* start RECORDED INFORMATION *

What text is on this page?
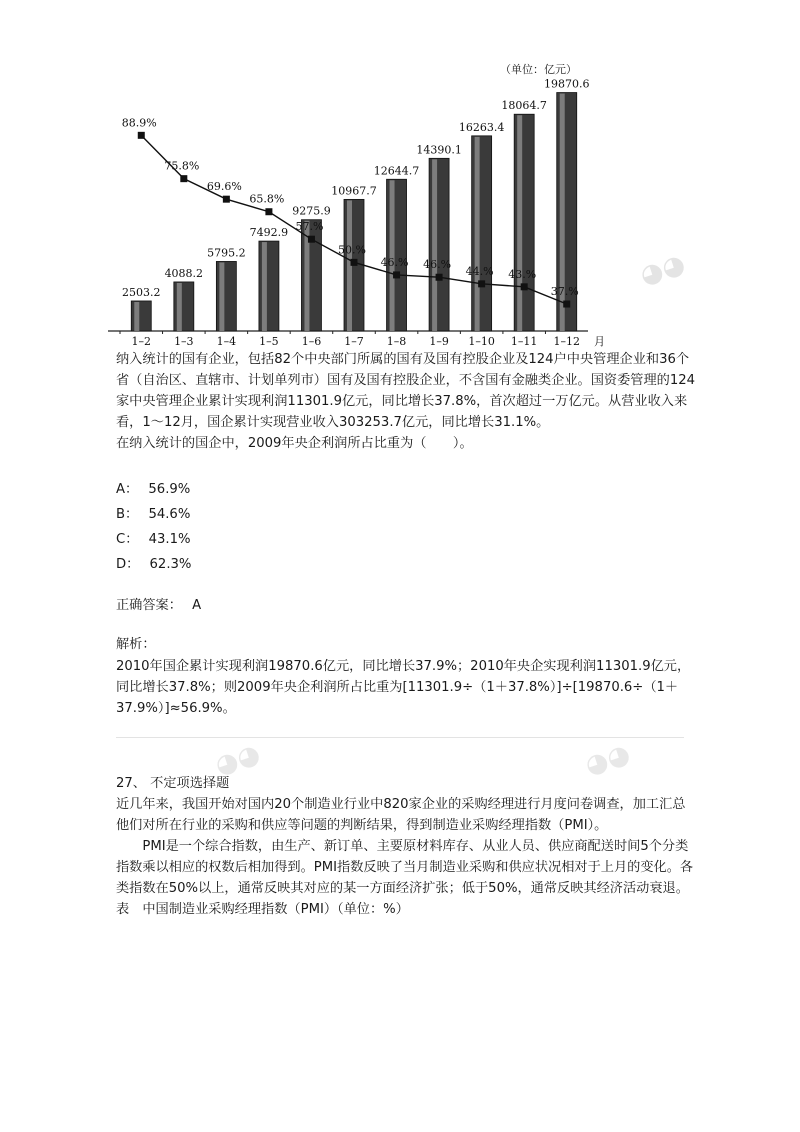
（单位：亿元）
2503.2
1–2
4088.2
1–3
5795.2
1–4
7492.9
1–5
9275.9
1–6
10967.7
1–7
12644.7
1–8
14390.1
1–9
16263.4
1–10
18064.7
1–11
19870.6
1–12 月
88.9%
75.8%
69.6%
65.8%
57.%
50.%
46.% 46.%
44.% 43.%
37.%
◕◕
◕◕	◕◕

纳入统计的国有企业，包括82个中央部门所属的国有及国有控股企业及124户中央管理企业和36个省（自治区、直辖市、计划单列市）国有及国有控股企业，不含国有金融类企业。国资委管理的124家中央管理企业累计实现利润11301.9亿元，同比增长37.8%，首次超过一万亿元。从营业收入来看，1～12月，国企累计实现营业收入303253.7亿元，同比增长31.1%。

在纳入统计的国企中，2009年央企利润所占比重为（　　）。

A： 56.9%
B： 54.6%
C： 43.1%
D： 62.3%
正确答案： A
解析：

2010年国企累计实现利润19870.6亿元，同比增长37.9%；2010年央企实现利润11301.9亿元，同比增长37.8%；则2009年央企利润所占比重为[11301.9÷（1＋37.8%）]÷[19870.6÷（1＋37.9%）]≈56.9%。

27、 不定项选择题

近几年来，我国开始对国内20个制造业行业中820家企业的采购经理进行月度问卷调查，加工汇总他们对所在行业的采购和供应等问题的判断结果，得到制造业采购经理指数（PMI）。

PMI是一个综合指数，由生产、新订单、主要原材料库存、从业人员、供应商配送时间5个分类指数乘以相应的权数后相加得到。PMI指数反映了当月制造业采购和供应状况相对于上月的变化。各类指数在50%以上，通常反映其对应的某一方面经济扩张；低于50%，通常反映其经济活动衰退。

表　中国制造业采购经理指数（PMI）（单位：%）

* end RECORDED INFORMATION *

- [TASK STATEMENT]
Without the pictures, output the full listing exactly as it stands.

- [TASK OUTPUT]
What text is on this page?
（单位：亿元）
2503.2
1–2
4088.2
1–3
5795.2
1–4
7492.9
1–5
9275.9
1–6
10967.7
1–7
12644.7
1–8
14390.1
1–9
16263.4
1–10
18064.7
1–11
19870.6
1–12 月
88.9%
75.8%
69.6%
65.8%
57.%
50.%
46.% 46.%
44.% 43.%
37.%
◕◕
◕◕	◕◕

纳入统计的国有企业，包括82个中央部门所属的国有及国有控股企业及124户中央管理企业和36个省（自治区、直辖市、计划单列市）国有及国有控股企业，不含国有金融类企业。国资委管理的124家中央管理企业累计实现利润11301.9亿元，同比增长37.8%，首次超过一万亿元。从营业收入来看，1～12月，国企累计实现营业收入303253.7亿元，同比增长31.1%。

在纳入统计的国企中，2009年央企利润所占比重为（　　）。

A： 56.9%
B： 54.6%
C： 43.1%
D： 62.3%
正确答案： A
解析：

2010年国企累计实现利润19870.6亿元，同比增长37.9%；2010年央企实现利润11301.9亿元，同比增长37.8%；则2009年央企利润所占比重为[11301.9÷（1＋37.8%）]÷[19870.6÷（1＋37.9%）]≈56.9%。

27、 不定项选择题

近几年来，我国开始对国内20个制造业行业中820家企业的采购经理进行月度问卷调查，加工汇总他们对所在行业的采购和供应等问题的判断结果，得到制造业采购经理指数（PMI）。

PMI是一个综合指数，由生产、新订单、主要原材料库存、从业人员、供应商配送时间5个分类指数乘以相应的权数后相加得到。PMI指数反映了当月制造业采购和供应状况相对于上月的变化。各类指数在50%以上，通常反映其对应的某一方面经济扩张；低于50%，通常反映其经济活动衰退。

表　中国制造业采购经理指数（PMI）（单位：%）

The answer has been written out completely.